>> begin Record list

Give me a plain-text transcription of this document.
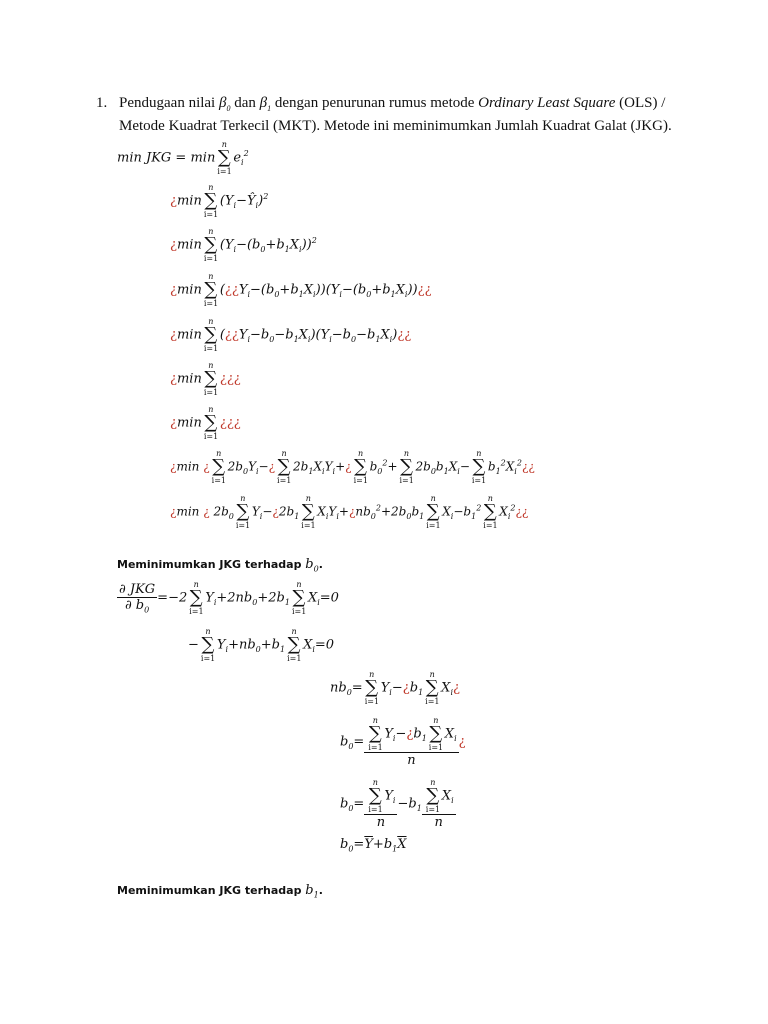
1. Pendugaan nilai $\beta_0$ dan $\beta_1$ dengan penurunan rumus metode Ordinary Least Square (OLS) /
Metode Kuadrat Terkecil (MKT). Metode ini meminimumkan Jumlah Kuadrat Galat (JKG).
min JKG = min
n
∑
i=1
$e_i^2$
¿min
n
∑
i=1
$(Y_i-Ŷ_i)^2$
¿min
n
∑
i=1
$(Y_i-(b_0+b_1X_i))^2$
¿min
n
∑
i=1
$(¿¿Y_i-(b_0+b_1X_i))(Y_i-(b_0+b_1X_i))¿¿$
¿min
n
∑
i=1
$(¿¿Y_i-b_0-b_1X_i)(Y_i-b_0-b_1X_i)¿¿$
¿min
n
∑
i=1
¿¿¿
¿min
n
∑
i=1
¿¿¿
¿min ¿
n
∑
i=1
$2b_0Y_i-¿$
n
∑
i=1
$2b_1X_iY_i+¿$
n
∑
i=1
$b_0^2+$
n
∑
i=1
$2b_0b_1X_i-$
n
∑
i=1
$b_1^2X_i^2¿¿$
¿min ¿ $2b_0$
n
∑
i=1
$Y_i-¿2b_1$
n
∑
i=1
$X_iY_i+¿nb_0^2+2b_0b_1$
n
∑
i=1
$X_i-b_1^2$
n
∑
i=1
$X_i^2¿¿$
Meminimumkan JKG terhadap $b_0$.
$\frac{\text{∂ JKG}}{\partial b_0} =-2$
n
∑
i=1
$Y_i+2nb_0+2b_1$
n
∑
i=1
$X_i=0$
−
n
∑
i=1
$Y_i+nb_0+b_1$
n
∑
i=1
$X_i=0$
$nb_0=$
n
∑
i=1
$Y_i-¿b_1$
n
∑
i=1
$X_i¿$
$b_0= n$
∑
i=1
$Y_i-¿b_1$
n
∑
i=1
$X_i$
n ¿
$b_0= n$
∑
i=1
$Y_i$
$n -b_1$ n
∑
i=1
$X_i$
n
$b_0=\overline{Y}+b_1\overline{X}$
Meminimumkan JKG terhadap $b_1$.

>> end Record list

Set exercise: Without including any pictures, print each record exactly.

Exercise output:
Give me a plain-text transcription of this document.
1. Pendugaan nilai $\beta_0$ dan $\beta_1$ dengan penurunan rumus metode Ordinary Least Square (OLS) /
Metode Kuadrat Terkecil (MKT). Metode ini meminimumkan Jumlah Kuadrat Galat (JKG).
min JKG = min
n
∑
i=1
$e_i^2$
¿min
n
∑
i=1
$(Y_i-Ŷ_i)^2$
¿min
n
∑
i=1
$(Y_i-(b_0+b_1X_i))^2$
¿min
n
∑
i=1
$(¿¿Y_i-(b_0+b_1X_i))(Y_i-(b_0+b_1X_i))¿¿$
¿min
n
∑
i=1
$(¿¿Y_i-b_0-b_1X_i)(Y_i-b_0-b_1X_i)¿¿$
¿min
n
∑
i=1
¿¿¿
¿min
n
∑
i=1
¿¿¿
¿min ¿
n
∑
i=1
$2b_0Y_i-¿$
n
∑
i=1
$2b_1X_iY_i+¿$
n
∑
i=1
$b_0^2+$
n
∑
i=1
$2b_0b_1X_i-$
n
∑
i=1
$b_1^2X_i^2¿¿$
¿min ¿ $2b_0$
n
∑
i=1
$Y_i-¿2b_1$
n
∑
i=1
$X_iY_i+¿nb_0^2+2b_0b_1$
n
∑
i=1
$X_i-b_1^2$
n
∑
i=1
$X_i^2¿¿$
Meminimumkan JKG terhadap $b_0$.
$\frac{\text{∂ JKG}}{\partial b_0} =-2$
n
∑
i=1
$Y_i+2nb_0+2b_1$
n
∑
i=1
$X_i=0$
−
n
∑
i=1
$Y_i+nb_0+b_1$
n
∑
i=1
$X_i=0$
$nb_0=$
n
∑
i=1
$Y_i-¿b_1$
n
∑
i=1
$X_i¿$
$b_0= n$
∑
i=1
$Y_i-¿b_1$
n
∑
i=1
$X_i$
n ¿
$b_0= n$
∑
i=1
$Y_i$
$n -b_1$ n
∑
i=1
$X_i$
n
$b_0=\overline{Y}+b_1\overline{X}$
Meminimumkan JKG terhadap $b_1$.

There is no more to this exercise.